━━ The records ━━

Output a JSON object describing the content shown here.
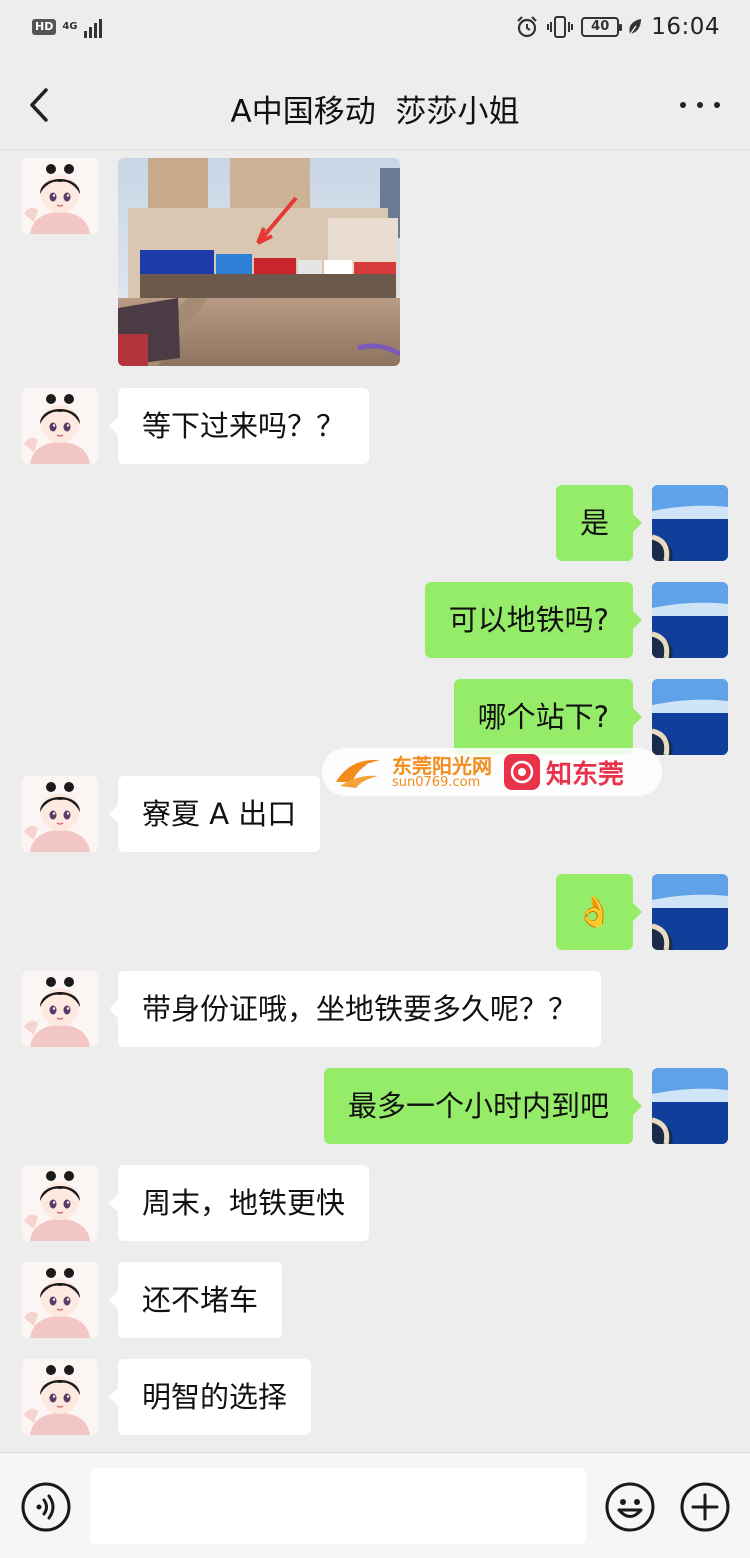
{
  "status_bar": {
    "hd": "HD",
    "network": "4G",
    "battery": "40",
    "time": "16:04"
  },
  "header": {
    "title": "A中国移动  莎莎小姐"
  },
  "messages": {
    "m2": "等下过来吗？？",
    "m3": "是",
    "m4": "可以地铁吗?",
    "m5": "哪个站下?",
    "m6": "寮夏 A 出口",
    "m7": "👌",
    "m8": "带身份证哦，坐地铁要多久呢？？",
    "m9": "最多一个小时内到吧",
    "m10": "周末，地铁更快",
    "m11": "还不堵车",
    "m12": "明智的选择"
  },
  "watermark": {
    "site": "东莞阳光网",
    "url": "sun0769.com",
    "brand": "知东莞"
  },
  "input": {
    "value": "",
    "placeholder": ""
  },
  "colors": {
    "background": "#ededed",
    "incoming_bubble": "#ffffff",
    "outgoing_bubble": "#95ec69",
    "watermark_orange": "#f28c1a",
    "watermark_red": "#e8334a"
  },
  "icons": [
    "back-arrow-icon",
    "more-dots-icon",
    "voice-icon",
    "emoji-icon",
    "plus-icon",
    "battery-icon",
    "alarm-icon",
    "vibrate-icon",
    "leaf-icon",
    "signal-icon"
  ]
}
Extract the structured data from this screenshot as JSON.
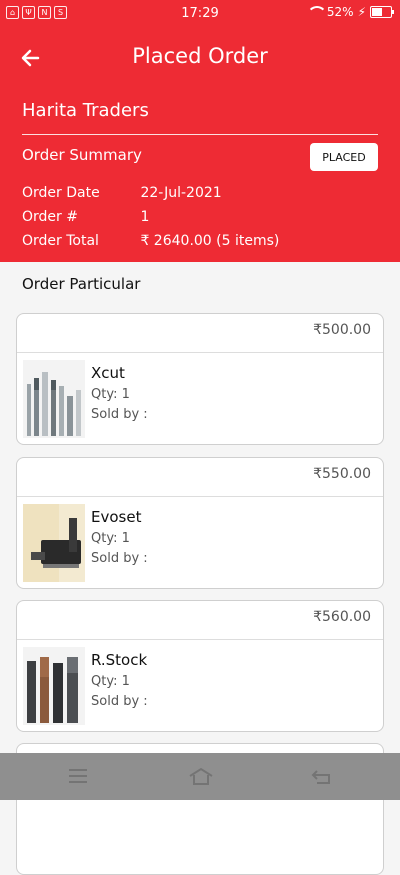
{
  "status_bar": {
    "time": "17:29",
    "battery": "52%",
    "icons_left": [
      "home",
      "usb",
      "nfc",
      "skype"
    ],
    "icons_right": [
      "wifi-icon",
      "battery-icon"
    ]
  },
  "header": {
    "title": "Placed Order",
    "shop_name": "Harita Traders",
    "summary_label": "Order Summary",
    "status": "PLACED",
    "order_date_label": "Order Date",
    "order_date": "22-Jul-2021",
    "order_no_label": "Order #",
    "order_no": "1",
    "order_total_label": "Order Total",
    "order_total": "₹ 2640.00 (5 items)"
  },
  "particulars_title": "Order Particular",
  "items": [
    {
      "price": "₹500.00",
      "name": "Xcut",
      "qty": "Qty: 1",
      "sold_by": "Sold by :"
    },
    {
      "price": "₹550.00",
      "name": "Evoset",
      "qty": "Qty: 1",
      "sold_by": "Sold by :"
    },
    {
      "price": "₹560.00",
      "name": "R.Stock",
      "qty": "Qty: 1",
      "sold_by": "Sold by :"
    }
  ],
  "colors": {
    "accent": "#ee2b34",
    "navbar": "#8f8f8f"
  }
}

━━━

→ **The request**: Transcribe the listing in full. Omit the pictures and keep every line exact.

→ **Result for this task**:
Output a JSON object describing the content shown here.
{
  "status_bar": {
    "hd": "HD",
    "network": "4G",
    "battery": "40",
    "time": "16:04"
  },
  "header": {
    "title": "A中国移动  莎莎小姐"
  },
  "messages": {
    "m2": "等下过来吗？？",
    "m3": "是",
    "m4": "可以地铁吗?",
    "m5": "哪个站下?",
    "m6": "寮夏 A 出口",
    "m7": "👌",
    "m8": "带身份证哦，坐地铁要多久呢？？",
    "m9": "最多一个小时内到吧",
    "m10": "周末，地铁更快",
    "m11": "还不堵车",
    "m12": "明智的选择"
  },
  "watermark": {
    "site": "东莞阳光网",
    "url": "sun0769.com",
    "brand": "知东莞"
  },
  "input": {
    "value": "",
    "placeholder": ""
  },
  "colors": {
    "background": "#ededed",
    "incoming_bubble": "#ffffff",
    "outgoing_bubble": "#95ec69",
    "watermark_orange": "#f28c1a",
    "watermark_red": "#e8334a"
  },
  "icons": [
    "back-arrow-icon",
    "more-dots-icon",
    "voice-icon",
    "emoji-icon",
    "plus-icon",
    "battery-icon",
    "alarm-icon",
    "vibrate-icon",
    "leaf-icon",
    "signal-icon"
  ]
}
Extract the structured data from this screenshot as JSON.
{
  "status_bar": {
    "time": "17:29",
    "battery": "52%",
    "icons_left": [
      "home",
      "usb",
      "nfc",
      "skype"
    ],
    "icons_right": [
      "wifi-icon",
      "battery-icon"
    ]
  },
  "header": {
    "title": "Placed Order",
    "shop_name": "Harita Traders",
    "summary_label": "Order Summary",
    "status": "PLACED",
    "order_date_label": "Order Date",
    "order_date": "22-Jul-2021",
    "order_no_label": "Order #",
    "order_no": "1",
    "order_total_label": "Order Total",
    "order_total": "₹ 2640.00 (5 items)"
  },
  "particulars_title": "Order Particular",
  "items": [
    {
      "price": "₹500.00",
      "name": "Xcut",
      "qty": "Qty: 1",
      "sold_by": "Sold by :"
    },
    {
      "price": "₹550.00",
      "name": "Evoset",
      "qty": "Qty: 1",
      "sold_by": "Sold by :"
    },
    {
      "price": "₹560.00",
      "name": "R.Stock",
      "qty": "Qty: 1",
      "sold_by": "Sold by :"
    }
  ],
  "colors": {
    "accent": "#ee2b34",
    "navbar": "#8f8f8f"
  }
}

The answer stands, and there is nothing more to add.